■ Stated goal: Keep the images out and copy every entry below exactly.

■ Listing:
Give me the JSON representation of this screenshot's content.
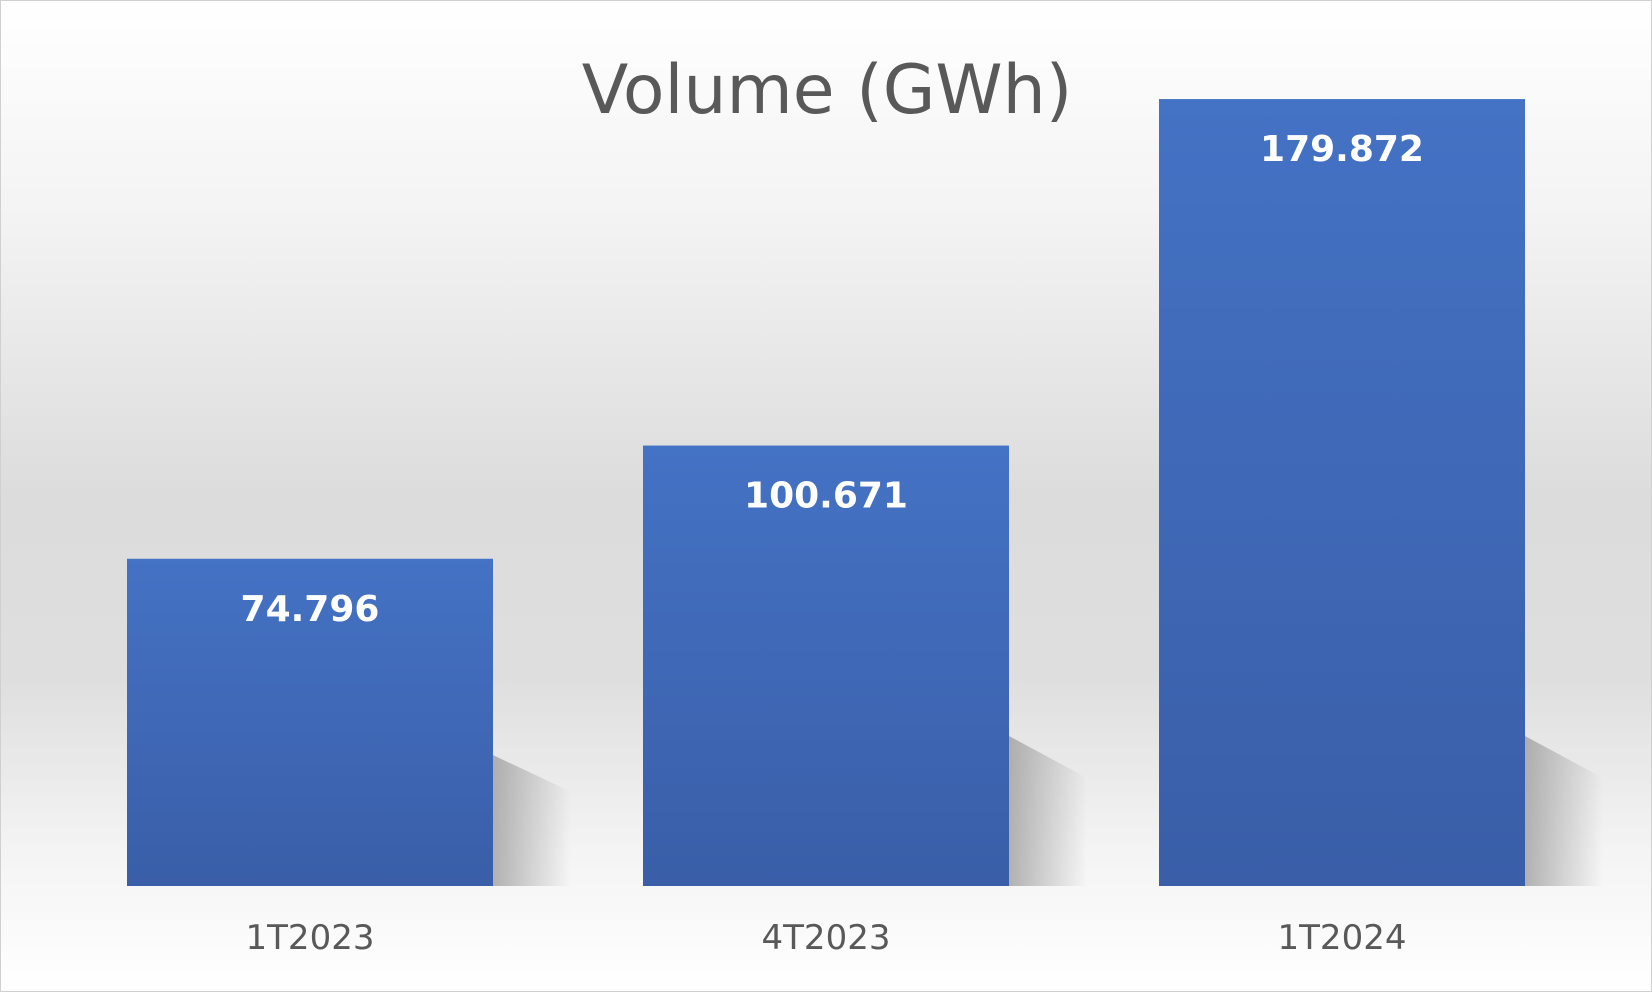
{
  "chart_data": {
    "type": "bar",
    "title": "Volume (GWh)",
    "xlabel": "",
    "ylabel": "",
    "categories": [
      "1T2023",
      "4T2023",
      "1T2024"
    ],
    "values": [
      74.796,
      100.671,
      179.872
    ],
    "data_labels": [
      "74.796",
      "100.671",
      "179.872"
    ],
    "ylim": [
      0,
      200
    ],
    "grid": false,
    "legend": "none",
    "bar_color_top": "#4472c4",
    "bar_color_bottom": "#3a5ea8",
    "title_color": "#595959",
    "label_color": "#ffffff"
  }
}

■ Exercise output:
Give me the JSON representation of this screenshot's content.
{
  "chart_data": {
    "type": "bar",
    "title": "Volume (GWh)",
    "xlabel": "",
    "ylabel": "",
    "categories": [
      "1T2023",
      "4T2023",
      "1T2024"
    ],
    "values": [
      74.796,
      100.671,
      179.872
    ],
    "data_labels": [
      "74.796",
      "100.671",
      "179.872"
    ],
    "ylim": [
      0,
      200
    ],
    "grid": false,
    "legend": "none",
    "bar_color_top": "#4472c4",
    "bar_color_bottom": "#3a5ea8",
    "title_color": "#595959",
    "label_color": "#ffffff"
  }
}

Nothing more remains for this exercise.